--- START OF Data provided ---

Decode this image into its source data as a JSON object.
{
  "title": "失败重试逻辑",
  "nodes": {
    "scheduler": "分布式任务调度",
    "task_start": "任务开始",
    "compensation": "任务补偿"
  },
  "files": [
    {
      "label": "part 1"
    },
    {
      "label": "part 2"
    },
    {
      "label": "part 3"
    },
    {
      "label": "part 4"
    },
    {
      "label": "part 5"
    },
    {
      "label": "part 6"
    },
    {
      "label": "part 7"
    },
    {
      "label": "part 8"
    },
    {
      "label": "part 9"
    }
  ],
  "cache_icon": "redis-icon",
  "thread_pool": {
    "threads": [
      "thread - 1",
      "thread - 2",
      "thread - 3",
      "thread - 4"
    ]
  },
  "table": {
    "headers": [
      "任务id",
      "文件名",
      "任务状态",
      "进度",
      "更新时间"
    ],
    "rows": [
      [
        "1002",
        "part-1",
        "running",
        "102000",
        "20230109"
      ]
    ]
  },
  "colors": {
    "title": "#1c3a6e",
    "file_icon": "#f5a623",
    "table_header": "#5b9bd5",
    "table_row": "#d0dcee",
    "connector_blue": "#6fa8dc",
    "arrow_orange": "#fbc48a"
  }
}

--- END OF Data provided ---

◆ **What is expected**:
Copy out all of the data exactly, leaving nothing out.

◆ **Task answer**:
Decode this image into its source data as a JSON object.
{
  "title": "失败重试逻辑",
  "nodes": {
    "scheduler": "分布式任务调度",
    "task_start": "任务开始",
    "compensation": "任务补偿"
  },
  "files": [
    {
      "label": "part 1"
    },
    {
      "label": "part 2"
    },
    {
      "label": "part 3"
    },
    {
      "label": "part 4"
    },
    {
      "label": "part 5"
    },
    {
      "label": "part 6"
    },
    {
      "label": "part 7"
    },
    {
      "label": "part 8"
    },
    {
      "label": "part 9"
    }
  ],
  "cache_icon": "redis-icon",
  "thread_pool": {
    "threads": [
      "thread - 1",
      "thread - 2",
      "thread - 3",
      "thread - 4"
    ]
  },
  "table": {
    "headers": [
      "任务id",
      "文件名",
      "任务状态",
      "进度",
      "更新时间"
    ],
    "rows": [
      [
        "1002",
        "part-1",
        "running",
        "102000",
        "20230109"
      ]
    ]
  },
  "colors": {
    "title": "#1c3a6e",
    "file_icon": "#f5a623",
    "table_header": "#5b9bd5",
    "table_row": "#d0dcee",
    "connector_blue": "#6fa8dc",
    "arrow_orange": "#fbc48a"
  }
}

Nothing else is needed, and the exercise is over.